Your task is to repeat the entries exactly. Leave the pictures out.

-- start of RECORDS TO USE --

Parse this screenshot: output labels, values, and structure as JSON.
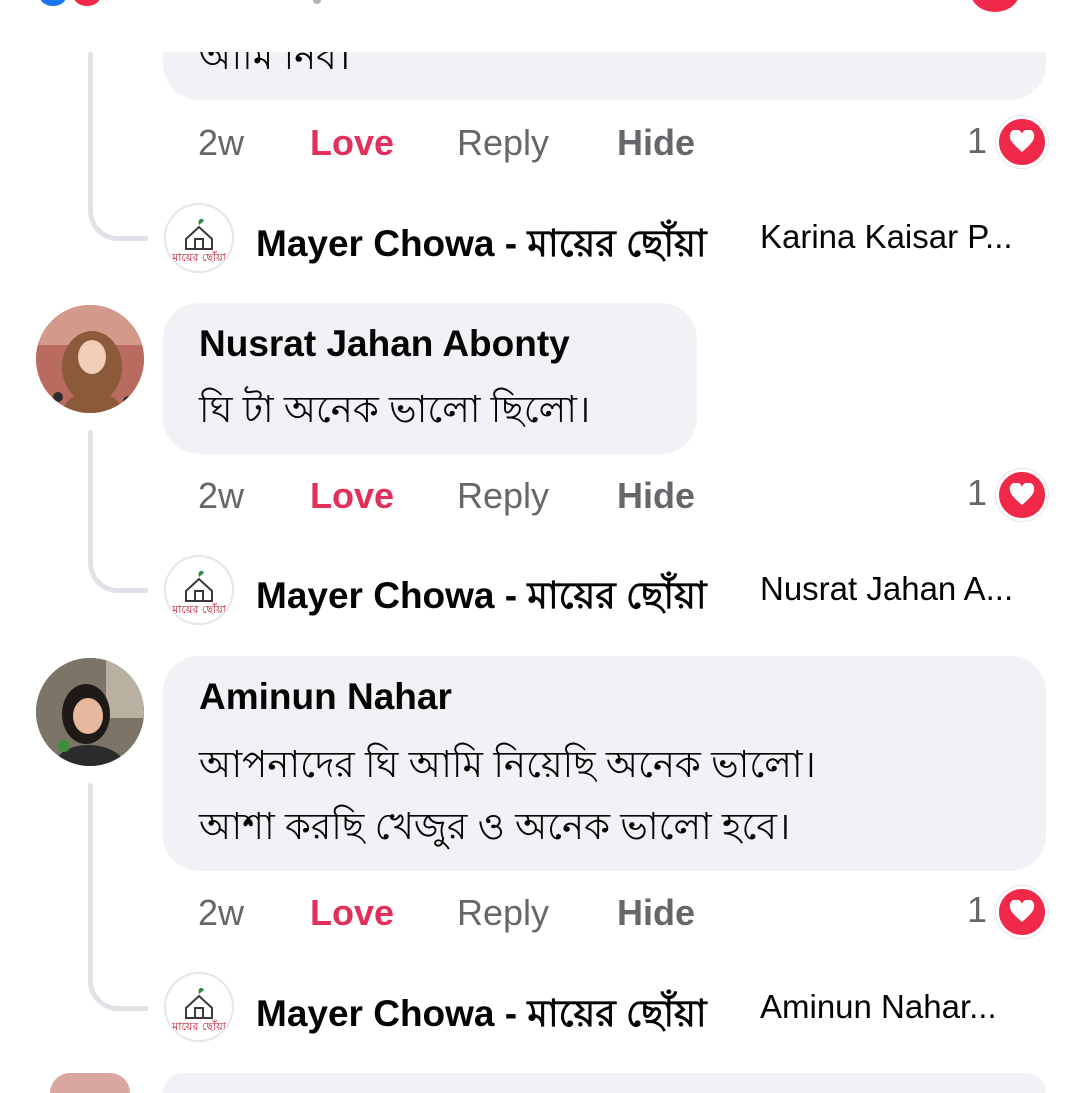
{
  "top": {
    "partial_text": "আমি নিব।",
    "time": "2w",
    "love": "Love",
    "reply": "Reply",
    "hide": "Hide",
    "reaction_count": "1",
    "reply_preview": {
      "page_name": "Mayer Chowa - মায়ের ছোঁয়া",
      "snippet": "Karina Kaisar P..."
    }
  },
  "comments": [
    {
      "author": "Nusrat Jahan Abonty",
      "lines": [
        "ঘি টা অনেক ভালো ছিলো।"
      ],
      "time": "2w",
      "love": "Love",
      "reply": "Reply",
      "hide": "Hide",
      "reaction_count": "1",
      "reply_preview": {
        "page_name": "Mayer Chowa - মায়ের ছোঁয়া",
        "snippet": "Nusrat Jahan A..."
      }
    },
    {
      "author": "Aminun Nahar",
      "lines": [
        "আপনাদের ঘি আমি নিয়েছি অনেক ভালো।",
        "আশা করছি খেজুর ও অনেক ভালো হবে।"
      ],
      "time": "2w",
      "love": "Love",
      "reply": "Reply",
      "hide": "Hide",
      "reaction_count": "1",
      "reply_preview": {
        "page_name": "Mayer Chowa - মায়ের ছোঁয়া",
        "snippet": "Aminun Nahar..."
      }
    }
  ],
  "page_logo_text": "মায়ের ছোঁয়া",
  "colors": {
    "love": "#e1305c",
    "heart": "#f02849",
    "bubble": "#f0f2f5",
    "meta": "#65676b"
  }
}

-- end of RECORDS TO USE --

◆ THE RESPONSE ◆
Parse this screenshot: output labels, values, and structure as JSON.
{
  "top": {
    "partial_text": "আমি নিব।",
    "time": "2w",
    "love": "Love",
    "reply": "Reply",
    "hide": "Hide",
    "reaction_count": "1",
    "reply_preview": {
      "page_name": "Mayer Chowa - মায়ের ছোঁয়া",
      "snippet": "Karina Kaisar P..."
    }
  },
  "comments": [
    {
      "author": "Nusrat Jahan Abonty",
      "lines": [
        "ঘি টা অনেক ভালো ছিলো।"
      ],
      "time": "2w",
      "love": "Love",
      "reply": "Reply",
      "hide": "Hide",
      "reaction_count": "1",
      "reply_preview": {
        "page_name": "Mayer Chowa - মায়ের ছোঁয়া",
        "snippet": "Nusrat Jahan A..."
      }
    },
    {
      "author": "Aminun Nahar",
      "lines": [
        "আপনাদের ঘি আমি নিয়েছি অনেক ভালো।",
        "আশা করছি খেজুর ও অনেক ভালো হবে।"
      ],
      "time": "2w",
      "love": "Love",
      "reply": "Reply",
      "hide": "Hide",
      "reaction_count": "1",
      "reply_preview": {
        "page_name": "Mayer Chowa - মায়ের ছোঁয়া",
        "snippet": "Aminun Nahar..."
      }
    }
  ],
  "page_logo_text": "মায়ের ছোঁয়া",
  "colors": {
    "love": "#e1305c",
    "heart": "#f02849",
    "bubble": "#f0f2f5",
    "meta": "#65676b"
  }
}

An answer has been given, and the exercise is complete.